____ Data shown

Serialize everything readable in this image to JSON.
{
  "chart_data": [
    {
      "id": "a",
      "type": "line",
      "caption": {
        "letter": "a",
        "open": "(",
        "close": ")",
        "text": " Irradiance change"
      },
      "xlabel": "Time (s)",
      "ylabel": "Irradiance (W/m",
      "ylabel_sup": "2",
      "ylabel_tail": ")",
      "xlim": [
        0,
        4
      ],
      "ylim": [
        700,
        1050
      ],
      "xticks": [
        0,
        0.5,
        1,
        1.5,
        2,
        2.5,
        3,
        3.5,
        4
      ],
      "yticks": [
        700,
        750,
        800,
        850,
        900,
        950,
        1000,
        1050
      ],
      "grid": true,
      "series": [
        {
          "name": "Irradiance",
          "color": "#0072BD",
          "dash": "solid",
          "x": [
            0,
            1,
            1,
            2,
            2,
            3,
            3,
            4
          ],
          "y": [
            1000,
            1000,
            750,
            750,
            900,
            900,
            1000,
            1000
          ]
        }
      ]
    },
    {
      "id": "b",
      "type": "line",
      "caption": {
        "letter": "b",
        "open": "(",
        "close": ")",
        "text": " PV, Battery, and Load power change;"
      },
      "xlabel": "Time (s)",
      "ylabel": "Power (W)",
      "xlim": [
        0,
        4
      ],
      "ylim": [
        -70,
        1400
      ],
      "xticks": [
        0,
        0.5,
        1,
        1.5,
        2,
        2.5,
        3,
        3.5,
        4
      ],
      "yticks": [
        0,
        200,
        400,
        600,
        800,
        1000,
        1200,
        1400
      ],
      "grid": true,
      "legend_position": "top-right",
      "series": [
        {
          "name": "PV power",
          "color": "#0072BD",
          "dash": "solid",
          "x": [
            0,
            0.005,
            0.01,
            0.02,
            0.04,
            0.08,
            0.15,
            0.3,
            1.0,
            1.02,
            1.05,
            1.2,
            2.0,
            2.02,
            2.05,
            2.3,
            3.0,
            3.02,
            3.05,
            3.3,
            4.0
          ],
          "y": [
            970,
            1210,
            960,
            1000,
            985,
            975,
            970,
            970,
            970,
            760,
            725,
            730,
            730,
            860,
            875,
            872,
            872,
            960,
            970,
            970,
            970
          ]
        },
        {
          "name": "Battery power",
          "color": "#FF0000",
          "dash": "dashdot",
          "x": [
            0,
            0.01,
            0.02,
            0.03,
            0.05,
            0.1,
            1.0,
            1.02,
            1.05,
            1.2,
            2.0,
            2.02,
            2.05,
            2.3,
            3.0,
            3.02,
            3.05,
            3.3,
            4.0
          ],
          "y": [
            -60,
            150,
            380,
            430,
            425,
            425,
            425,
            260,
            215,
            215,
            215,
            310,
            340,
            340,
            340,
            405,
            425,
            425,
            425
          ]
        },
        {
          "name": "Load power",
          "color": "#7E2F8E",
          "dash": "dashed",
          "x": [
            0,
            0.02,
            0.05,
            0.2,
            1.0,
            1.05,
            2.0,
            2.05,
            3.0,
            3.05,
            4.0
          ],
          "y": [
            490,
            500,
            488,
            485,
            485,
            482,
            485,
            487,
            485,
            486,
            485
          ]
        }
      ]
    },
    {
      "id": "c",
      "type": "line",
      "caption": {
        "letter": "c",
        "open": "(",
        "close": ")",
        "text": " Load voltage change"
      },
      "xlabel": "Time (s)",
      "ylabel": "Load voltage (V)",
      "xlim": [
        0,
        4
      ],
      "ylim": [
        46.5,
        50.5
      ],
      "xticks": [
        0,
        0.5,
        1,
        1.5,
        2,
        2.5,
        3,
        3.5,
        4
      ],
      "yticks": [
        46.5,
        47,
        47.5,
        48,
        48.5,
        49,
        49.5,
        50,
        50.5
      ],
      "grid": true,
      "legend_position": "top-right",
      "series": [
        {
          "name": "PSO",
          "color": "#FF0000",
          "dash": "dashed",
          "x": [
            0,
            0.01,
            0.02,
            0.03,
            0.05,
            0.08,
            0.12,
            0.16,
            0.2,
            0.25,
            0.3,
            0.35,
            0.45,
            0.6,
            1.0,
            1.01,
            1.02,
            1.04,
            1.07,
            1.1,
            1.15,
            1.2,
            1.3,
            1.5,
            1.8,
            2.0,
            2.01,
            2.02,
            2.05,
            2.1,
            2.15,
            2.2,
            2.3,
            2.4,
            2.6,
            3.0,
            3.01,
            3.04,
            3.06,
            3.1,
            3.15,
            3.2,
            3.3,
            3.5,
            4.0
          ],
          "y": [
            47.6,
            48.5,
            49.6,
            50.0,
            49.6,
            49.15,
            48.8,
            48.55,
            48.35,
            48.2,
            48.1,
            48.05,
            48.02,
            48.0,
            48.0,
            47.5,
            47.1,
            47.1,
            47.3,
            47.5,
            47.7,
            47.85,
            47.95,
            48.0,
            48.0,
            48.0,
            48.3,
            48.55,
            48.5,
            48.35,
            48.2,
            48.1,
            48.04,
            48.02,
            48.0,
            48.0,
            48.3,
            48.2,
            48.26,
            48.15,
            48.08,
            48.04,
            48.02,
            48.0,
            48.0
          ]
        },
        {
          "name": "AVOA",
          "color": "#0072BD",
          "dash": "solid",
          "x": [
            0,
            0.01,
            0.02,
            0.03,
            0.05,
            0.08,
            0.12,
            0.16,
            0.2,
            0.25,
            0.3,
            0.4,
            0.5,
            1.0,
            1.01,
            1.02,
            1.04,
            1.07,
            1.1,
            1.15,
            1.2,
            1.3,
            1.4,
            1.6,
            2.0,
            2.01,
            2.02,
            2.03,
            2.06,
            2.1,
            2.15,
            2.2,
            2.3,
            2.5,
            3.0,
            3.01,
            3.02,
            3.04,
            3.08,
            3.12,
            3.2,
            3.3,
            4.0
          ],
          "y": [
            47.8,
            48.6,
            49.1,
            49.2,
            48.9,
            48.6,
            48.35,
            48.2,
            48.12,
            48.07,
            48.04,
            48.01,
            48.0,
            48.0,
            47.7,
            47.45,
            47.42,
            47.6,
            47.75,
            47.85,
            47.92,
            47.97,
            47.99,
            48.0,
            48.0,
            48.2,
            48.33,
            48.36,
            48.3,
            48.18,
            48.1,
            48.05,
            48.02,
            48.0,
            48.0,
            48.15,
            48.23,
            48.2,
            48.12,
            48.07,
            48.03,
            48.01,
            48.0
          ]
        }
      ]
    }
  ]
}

________

▶ _Goal of the exercise_
Reproduce the data shown above exactly.

▶ _Solution to the exercise_
Serialize everything readable in this image to JSON.
{
  "chart_data": [
    {
      "id": "a",
      "type": "line",
      "caption": {
        "letter": "a",
        "open": "(",
        "close": ")",
        "text": " Irradiance change"
      },
      "xlabel": "Time (s)",
      "ylabel": "Irradiance (W/m",
      "ylabel_sup": "2",
      "ylabel_tail": ")",
      "xlim": [
        0,
        4
      ],
      "ylim": [
        700,
        1050
      ],
      "xticks": [
        0,
        0.5,
        1,
        1.5,
        2,
        2.5,
        3,
        3.5,
        4
      ],
      "yticks": [
        700,
        750,
        800,
        850,
        900,
        950,
        1000,
        1050
      ],
      "grid": true,
      "series": [
        {
          "name": "Irradiance",
          "color": "#0072BD",
          "dash": "solid",
          "x": [
            0,
            1,
            1,
            2,
            2,
            3,
            3,
            4
          ],
          "y": [
            1000,
            1000,
            750,
            750,
            900,
            900,
            1000,
            1000
          ]
        }
      ]
    },
    {
      "id": "b",
      "type": "line",
      "caption": {
        "letter": "b",
        "open": "(",
        "close": ")",
        "text": " PV, Battery, and Load power change;"
      },
      "xlabel": "Time (s)",
      "ylabel": "Power (W)",
      "xlim": [
        0,
        4
      ],
      "ylim": [
        -70,
        1400
      ],
      "xticks": [
        0,
        0.5,
        1,
        1.5,
        2,
        2.5,
        3,
        3.5,
        4
      ],
      "yticks": [
        0,
        200,
        400,
        600,
        800,
        1000,
        1200,
        1400
      ],
      "grid": true,
      "legend_position": "top-right",
      "series": [
        {
          "name": "PV power",
          "color": "#0072BD",
          "dash": "solid",
          "x": [
            0,
            0.005,
            0.01,
            0.02,
            0.04,
            0.08,
            0.15,
            0.3,
            1.0,
            1.02,
            1.05,
            1.2,
            2.0,
            2.02,
            2.05,
            2.3,
            3.0,
            3.02,
            3.05,
            3.3,
            4.0
          ],
          "y": [
            970,
            1210,
            960,
            1000,
            985,
            975,
            970,
            970,
            970,
            760,
            725,
            730,
            730,
            860,
            875,
            872,
            872,
            960,
            970,
            970,
            970
          ]
        },
        {
          "name": "Battery power",
          "color": "#FF0000",
          "dash": "dashdot",
          "x": [
            0,
            0.01,
            0.02,
            0.03,
            0.05,
            0.1,
            1.0,
            1.02,
            1.05,
            1.2,
            2.0,
            2.02,
            2.05,
            2.3,
            3.0,
            3.02,
            3.05,
            3.3,
            4.0
          ],
          "y": [
            -60,
            150,
            380,
            430,
            425,
            425,
            425,
            260,
            215,
            215,
            215,
            310,
            340,
            340,
            340,
            405,
            425,
            425,
            425
          ]
        },
        {
          "name": "Load power",
          "color": "#7E2F8E",
          "dash": "dashed",
          "x": [
            0,
            0.02,
            0.05,
            0.2,
            1.0,
            1.05,
            2.0,
            2.05,
            3.0,
            3.05,
            4.0
          ],
          "y": [
            490,
            500,
            488,
            485,
            485,
            482,
            485,
            487,
            485,
            486,
            485
          ]
        }
      ]
    },
    {
      "id": "c",
      "type": "line",
      "caption": {
        "letter": "c",
        "open": "(",
        "close": ")",
        "text": " Load voltage change"
      },
      "xlabel": "Time (s)",
      "ylabel": "Load voltage (V)",
      "xlim": [
        0,
        4
      ],
      "ylim": [
        46.5,
        50.5
      ],
      "xticks": [
        0,
        0.5,
        1,
        1.5,
        2,
        2.5,
        3,
        3.5,
        4
      ],
      "yticks": [
        46.5,
        47,
        47.5,
        48,
        48.5,
        49,
        49.5,
        50,
        50.5
      ],
      "grid": true,
      "legend_position": "top-right",
      "series": [
        {
          "name": "PSO",
          "color": "#FF0000",
          "dash": "dashed",
          "x": [
            0,
            0.01,
            0.02,
            0.03,
            0.05,
            0.08,
            0.12,
            0.16,
            0.2,
            0.25,
            0.3,
            0.35,
            0.45,
            0.6,
            1.0,
            1.01,
            1.02,
            1.04,
            1.07,
            1.1,
            1.15,
            1.2,
            1.3,
            1.5,
            1.8,
            2.0,
            2.01,
            2.02,
            2.05,
            2.1,
            2.15,
            2.2,
            2.3,
            2.4,
            2.6,
            3.0,
            3.01,
            3.04,
            3.06,
            3.1,
            3.15,
            3.2,
            3.3,
            3.5,
            4.0
          ],
          "y": [
            47.6,
            48.5,
            49.6,
            50.0,
            49.6,
            49.15,
            48.8,
            48.55,
            48.35,
            48.2,
            48.1,
            48.05,
            48.02,
            48.0,
            48.0,
            47.5,
            47.1,
            47.1,
            47.3,
            47.5,
            47.7,
            47.85,
            47.95,
            48.0,
            48.0,
            48.0,
            48.3,
            48.55,
            48.5,
            48.35,
            48.2,
            48.1,
            48.04,
            48.02,
            48.0,
            48.0,
            48.3,
            48.2,
            48.26,
            48.15,
            48.08,
            48.04,
            48.02,
            48.0,
            48.0
          ]
        },
        {
          "name": "AVOA",
          "color": "#0072BD",
          "dash": "solid",
          "x": [
            0,
            0.01,
            0.02,
            0.03,
            0.05,
            0.08,
            0.12,
            0.16,
            0.2,
            0.25,
            0.3,
            0.4,
            0.5,
            1.0,
            1.01,
            1.02,
            1.04,
            1.07,
            1.1,
            1.15,
            1.2,
            1.3,
            1.4,
            1.6,
            2.0,
            2.01,
            2.02,
            2.03,
            2.06,
            2.1,
            2.15,
            2.2,
            2.3,
            2.5,
            3.0,
            3.01,
            3.02,
            3.04,
            3.08,
            3.12,
            3.2,
            3.3,
            4.0
          ],
          "y": [
            47.8,
            48.6,
            49.1,
            49.2,
            48.9,
            48.6,
            48.35,
            48.2,
            48.12,
            48.07,
            48.04,
            48.01,
            48.0,
            48.0,
            47.7,
            47.45,
            47.42,
            47.6,
            47.75,
            47.85,
            47.92,
            47.97,
            47.99,
            48.0,
            48.0,
            48.2,
            48.33,
            48.36,
            48.3,
            48.18,
            48.1,
            48.05,
            48.02,
            48.0,
            48.0,
            48.15,
            48.23,
            48.2,
            48.12,
            48.07,
            48.03,
            48.01,
            48.0
          ]
        }
      ]
    }
  ]
}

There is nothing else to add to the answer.